▸ **GOAL**:
Leave out any picture and return the remaining listing below exactly as given.
[BEGIN MATERIAL FOR THIS TASK]
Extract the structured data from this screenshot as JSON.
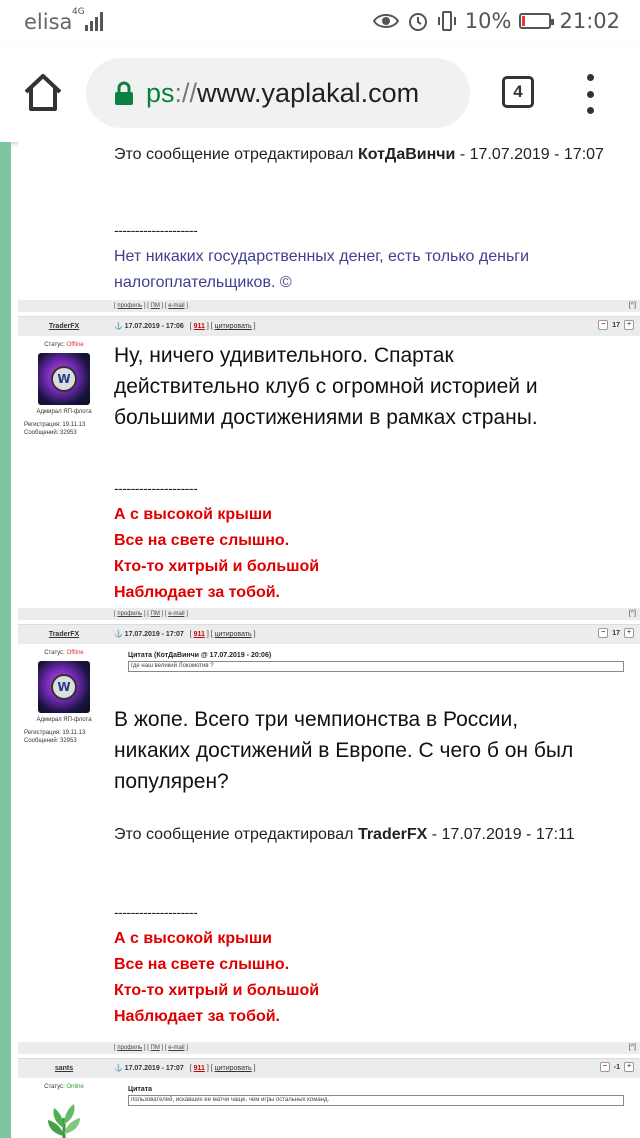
{
  "status_bar": {
    "carrier": "elisa",
    "network": "4G",
    "battery_percent": "10%",
    "time": "21:02",
    "battery_level": 0.1
  },
  "browser": {
    "url_scheme": "ps",
    "url_sep": "://",
    "url_host": "www.yaplakal.com",
    "tab_count": "4"
  },
  "post0": {
    "edited_prefix": "Это сообщение отредактировал ",
    "edited_user": "КотДаВинчи",
    "edited_suffix": " - 17.07.2019 - 17:07",
    "sig_line": "--------------------",
    "sig_text_1": "Нет никаких государственных денег, есть только деньги",
    "sig_text_2": "налогоплательщиков. ©",
    "footer": {
      "profile": "профиль",
      "pm": "ПМ",
      "email": "e-mail",
      "up": "[^]"
    }
  },
  "post1": {
    "nick": "TraderFX",
    "anchor": "⚓",
    "datetime": "17.07.2019 - 17:06",
    "num": "911",
    "quote_link": "цитировать",
    "rating": "17",
    "status_label": "Статус: ",
    "status_value": "Offline",
    "rank": "Адмирал ЯП-флота",
    "reg": "Регистрация: 19.11.13",
    "messages": "Сообщений: 32953",
    "text_1": "Ну, ничего удивительного. Спартак",
    "text_2": "действительно клуб с огромной историей и",
    "text_3": "большими достижениями в рамках страны.",
    "sig_line": "--------------------",
    "sig_1": "А с высокой крыши",
    "sig_2": "Все на свете слышно.",
    "sig_3": "Кто-то хитрый и большой",
    "sig_4": "Наблюдает за тобой.",
    "footer": {
      "profile": "профиль",
      "pm": "ПМ",
      "email": "e-mail",
      "up": "[^]"
    }
  },
  "post2": {
    "nick": "TraderFX",
    "anchor": "⚓",
    "datetime": "17.07.2019 - 17:07",
    "num": "911",
    "quote_link": "цитировать",
    "rating": "17",
    "status_label": "Статус: ",
    "status_value": "Offline",
    "rank": "Адмирал ЯП-флота",
    "reg": "Регистрация: 19.11.13",
    "messages": "Сообщений: 32953",
    "quote_header": "Цитата (КотДаВинчи @ 17.07.2019 - 20:06)",
    "quote_text": "где наш великий Локомотив ?",
    "text_1": "В жопе. Всего три чемпионства в России,",
    "text_2": "никаких достижений в Европе. С чего б он был",
    "text_3": "популярен?",
    "edited_prefix": "Это сообщение отредактировал ",
    "edited_user": "TraderFX",
    "edited_suffix": " - 17.07.2019 - 17:11",
    "sig_line": "--------------------",
    "sig_1": "А с высокой крыши",
    "sig_2": "Все на свете слышно.",
    "sig_3": "Кто-то хитрый и большой",
    "sig_4": "Наблюдает за тобой.",
    "footer": {
      "profile": "профиль",
      "pm": "ПМ",
      "email": "e-mail",
      "up": "[^]"
    }
  },
  "post3": {
    "nick": "sants",
    "anchor": "⚓",
    "datetime": "17.07.2019 - 17:07",
    "num": "911",
    "quote_link": "цитировать",
    "rating": "-1",
    "status_label": "Статус: ",
    "status_value": "Online",
    "quote_header": "Цитата",
    "quote_text": "пользователей, искавших ее матчи чаще, чем игры остальных команд."
  }
}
[END MATERIAL FOR THIS TASK]
▸ **WRITTEN RESPONSE**:
Extract the structured data from this screenshot as JSON.
{
  "status_bar": {
    "carrier": "elisa",
    "network": "4G",
    "battery_percent": "10%",
    "time": "21:02",
    "battery_level": 0.1
  },
  "browser": {
    "url_scheme": "ps",
    "url_sep": "://",
    "url_host": "www.yaplakal.com",
    "tab_count": "4"
  },
  "post0": {
    "edited_prefix": "Это сообщение отредактировал ",
    "edited_user": "КотДаВинчи",
    "edited_suffix": " - 17.07.2019 - 17:07",
    "sig_line": "--------------------",
    "sig_text_1": "Нет никаких государственных денег, есть только деньги",
    "sig_text_2": "налогоплательщиков. ©",
    "footer": {
      "profile": "профиль",
      "pm": "ПМ",
      "email": "e-mail",
      "up": "[^]"
    }
  },
  "post1": {
    "nick": "TraderFX",
    "anchor": "⚓",
    "datetime": "17.07.2019 - 17:06",
    "num": "911",
    "quote_link": "цитировать",
    "rating": "17",
    "status_label": "Статус: ",
    "status_value": "Offline",
    "rank": "Адмирал ЯП-флота",
    "reg": "Регистрация: 19.11.13",
    "messages": "Сообщений: 32953",
    "text_1": "Ну, ничего удивительного. Спартак",
    "text_2": "действительно клуб с огромной историей и",
    "text_3": "большими достижениями в рамках страны.",
    "sig_line": "--------------------",
    "sig_1": "А с высокой крыши",
    "sig_2": "Все на свете слышно.",
    "sig_3": "Кто-то хитрый и большой",
    "sig_4": "Наблюдает за тобой.",
    "footer": {
      "profile": "профиль",
      "pm": "ПМ",
      "email": "e-mail",
      "up": "[^]"
    }
  },
  "post2": {
    "nick": "TraderFX",
    "anchor": "⚓",
    "datetime": "17.07.2019 - 17:07",
    "num": "911",
    "quote_link": "цитировать",
    "rating": "17",
    "status_label": "Статус: ",
    "status_value": "Offline",
    "rank": "Адмирал ЯП-флота",
    "reg": "Регистрация: 19.11.13",
    "messages": "Сообщений: 32953",
    "quote_header": "Цитата (КотДаВинчи @ 17.07.2019 - 20:06)",
    "quote_text": "где наш великий Локомотив ?",
    "text_1": "В жопе. Всего три чемпионства в России,",
    "text_2": "никаких достижений в Европе. С чего б он был",
    "text_3": "популярен?",
    "edited_prefix": "Это сообщение отредактировал ",
    "edited_user": "TraderFX",
    "edited_suffix": " - 17.07.2019 - 17:11",
    "sig_line": "--------------------",
    "sig_1": "А с высокой крыши",
    "sig_2": "Все на свете слышно.",
    "sig_3": "Кто-то хитрый и большой",
    "sig_4": "Наблюдает за тобой.",
    "footer": {
      "profile": "профиль",
      "pm": "ПМ",
      "email": "e-mail",
      "up": "[^]"
    }
  },
  "post3": {
    "nick": "sants",
    "anchor": "⚓",
    "datetime": "17.07.2019 - 17:07",
    "num": "911",
    "quote_link": "цитировать",
    "rating": "-1",
    "status_label": "Статус: ",
    "status_value": "Online",
    "quote_header": "Цитата",
    "quote_text": "пользователей, искавших ее матчи чаще, чем игры остальных команд."
  }
}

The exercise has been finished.